[Exercise description]
Please report every line from the material that contains the word "JSON".

## start Rows

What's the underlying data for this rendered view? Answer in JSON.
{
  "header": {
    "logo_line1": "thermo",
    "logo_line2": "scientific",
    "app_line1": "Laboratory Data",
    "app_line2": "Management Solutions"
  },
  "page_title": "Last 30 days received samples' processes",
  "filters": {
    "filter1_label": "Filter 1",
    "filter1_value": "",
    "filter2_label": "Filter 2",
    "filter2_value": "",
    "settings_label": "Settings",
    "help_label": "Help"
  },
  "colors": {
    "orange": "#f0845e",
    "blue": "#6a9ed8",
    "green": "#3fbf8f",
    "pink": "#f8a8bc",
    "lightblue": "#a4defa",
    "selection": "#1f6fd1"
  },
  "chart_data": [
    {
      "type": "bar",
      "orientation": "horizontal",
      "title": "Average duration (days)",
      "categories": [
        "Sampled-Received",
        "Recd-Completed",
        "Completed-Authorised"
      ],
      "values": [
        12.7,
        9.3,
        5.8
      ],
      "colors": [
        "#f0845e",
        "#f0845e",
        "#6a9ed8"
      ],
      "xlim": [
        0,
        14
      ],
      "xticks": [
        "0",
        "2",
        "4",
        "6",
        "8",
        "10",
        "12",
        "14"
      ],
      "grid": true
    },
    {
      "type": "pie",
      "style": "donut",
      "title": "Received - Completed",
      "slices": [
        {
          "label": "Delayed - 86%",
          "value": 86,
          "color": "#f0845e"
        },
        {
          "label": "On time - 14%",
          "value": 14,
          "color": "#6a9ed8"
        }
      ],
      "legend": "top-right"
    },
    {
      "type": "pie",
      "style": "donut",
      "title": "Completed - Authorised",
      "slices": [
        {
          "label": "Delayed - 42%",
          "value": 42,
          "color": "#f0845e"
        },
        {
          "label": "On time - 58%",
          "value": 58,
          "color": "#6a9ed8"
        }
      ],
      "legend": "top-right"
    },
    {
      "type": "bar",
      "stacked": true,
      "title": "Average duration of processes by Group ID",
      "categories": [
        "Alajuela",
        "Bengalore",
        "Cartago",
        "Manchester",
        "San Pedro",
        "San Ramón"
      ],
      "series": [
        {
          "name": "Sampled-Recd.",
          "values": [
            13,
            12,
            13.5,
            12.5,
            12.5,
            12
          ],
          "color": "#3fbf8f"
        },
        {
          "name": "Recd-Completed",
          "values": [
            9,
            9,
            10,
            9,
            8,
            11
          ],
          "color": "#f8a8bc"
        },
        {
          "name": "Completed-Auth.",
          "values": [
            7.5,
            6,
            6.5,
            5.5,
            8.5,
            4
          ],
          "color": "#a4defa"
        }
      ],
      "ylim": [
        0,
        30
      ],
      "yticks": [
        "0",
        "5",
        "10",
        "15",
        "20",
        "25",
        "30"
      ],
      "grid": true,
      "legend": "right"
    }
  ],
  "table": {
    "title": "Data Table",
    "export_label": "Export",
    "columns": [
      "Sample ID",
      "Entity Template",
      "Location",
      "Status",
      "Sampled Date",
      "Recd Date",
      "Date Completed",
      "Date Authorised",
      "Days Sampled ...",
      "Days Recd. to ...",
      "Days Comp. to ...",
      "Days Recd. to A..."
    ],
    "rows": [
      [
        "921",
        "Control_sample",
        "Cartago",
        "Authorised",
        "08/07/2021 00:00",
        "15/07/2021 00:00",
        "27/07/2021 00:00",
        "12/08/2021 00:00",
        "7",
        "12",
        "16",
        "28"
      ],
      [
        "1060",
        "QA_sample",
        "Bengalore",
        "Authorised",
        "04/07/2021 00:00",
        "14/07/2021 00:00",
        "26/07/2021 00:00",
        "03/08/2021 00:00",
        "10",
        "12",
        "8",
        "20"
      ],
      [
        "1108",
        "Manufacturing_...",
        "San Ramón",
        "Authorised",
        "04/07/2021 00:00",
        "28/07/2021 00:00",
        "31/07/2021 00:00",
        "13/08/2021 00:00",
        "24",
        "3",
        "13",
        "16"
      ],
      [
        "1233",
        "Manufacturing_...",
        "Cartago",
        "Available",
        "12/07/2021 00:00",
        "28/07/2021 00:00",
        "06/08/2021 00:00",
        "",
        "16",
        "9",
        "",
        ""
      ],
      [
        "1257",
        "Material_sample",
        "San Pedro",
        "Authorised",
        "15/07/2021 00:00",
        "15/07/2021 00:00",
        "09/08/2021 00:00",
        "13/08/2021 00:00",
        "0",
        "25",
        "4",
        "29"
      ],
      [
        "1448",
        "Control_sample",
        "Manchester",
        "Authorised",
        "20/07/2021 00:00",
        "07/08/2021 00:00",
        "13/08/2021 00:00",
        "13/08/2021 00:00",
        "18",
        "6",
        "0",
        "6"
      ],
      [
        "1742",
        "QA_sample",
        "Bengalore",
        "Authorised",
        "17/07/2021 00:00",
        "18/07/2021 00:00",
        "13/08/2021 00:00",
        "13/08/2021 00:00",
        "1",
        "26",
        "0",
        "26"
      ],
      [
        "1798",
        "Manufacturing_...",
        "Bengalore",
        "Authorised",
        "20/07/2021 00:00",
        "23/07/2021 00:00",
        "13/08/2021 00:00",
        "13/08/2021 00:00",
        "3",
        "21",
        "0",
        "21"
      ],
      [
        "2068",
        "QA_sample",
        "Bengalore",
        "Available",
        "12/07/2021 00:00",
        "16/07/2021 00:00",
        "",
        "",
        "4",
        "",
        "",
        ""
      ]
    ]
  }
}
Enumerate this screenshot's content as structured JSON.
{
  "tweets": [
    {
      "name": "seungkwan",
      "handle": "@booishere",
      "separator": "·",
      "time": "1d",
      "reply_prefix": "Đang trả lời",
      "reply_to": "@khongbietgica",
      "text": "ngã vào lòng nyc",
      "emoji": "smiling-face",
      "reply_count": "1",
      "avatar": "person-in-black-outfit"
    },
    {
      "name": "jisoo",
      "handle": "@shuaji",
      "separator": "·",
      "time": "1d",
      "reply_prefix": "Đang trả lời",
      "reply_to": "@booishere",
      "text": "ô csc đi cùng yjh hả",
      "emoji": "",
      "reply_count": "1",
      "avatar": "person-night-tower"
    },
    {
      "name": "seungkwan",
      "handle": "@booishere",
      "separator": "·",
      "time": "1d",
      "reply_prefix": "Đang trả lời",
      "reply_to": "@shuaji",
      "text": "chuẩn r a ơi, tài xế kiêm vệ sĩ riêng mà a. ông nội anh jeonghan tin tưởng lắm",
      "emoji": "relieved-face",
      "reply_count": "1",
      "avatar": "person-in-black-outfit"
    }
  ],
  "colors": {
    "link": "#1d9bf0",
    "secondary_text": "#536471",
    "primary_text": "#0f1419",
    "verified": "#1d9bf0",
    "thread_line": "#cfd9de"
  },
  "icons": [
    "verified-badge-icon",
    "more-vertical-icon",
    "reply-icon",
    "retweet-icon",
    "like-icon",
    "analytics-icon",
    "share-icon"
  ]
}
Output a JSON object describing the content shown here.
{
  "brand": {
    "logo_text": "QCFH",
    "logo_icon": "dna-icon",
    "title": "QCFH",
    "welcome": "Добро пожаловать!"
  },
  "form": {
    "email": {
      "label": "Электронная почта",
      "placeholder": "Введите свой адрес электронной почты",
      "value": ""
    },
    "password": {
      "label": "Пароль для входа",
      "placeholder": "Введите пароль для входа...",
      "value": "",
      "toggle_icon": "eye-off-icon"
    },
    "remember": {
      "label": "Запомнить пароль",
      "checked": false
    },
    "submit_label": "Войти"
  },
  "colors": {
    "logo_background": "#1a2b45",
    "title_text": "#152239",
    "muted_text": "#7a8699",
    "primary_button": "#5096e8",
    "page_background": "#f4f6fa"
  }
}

## end Rows

[Complete response]
What's the underlying data for this rendered view? Answer in JSON.
Enumerate this screenshot's content as structured JSON.
Output a JSON object describing the content shown here.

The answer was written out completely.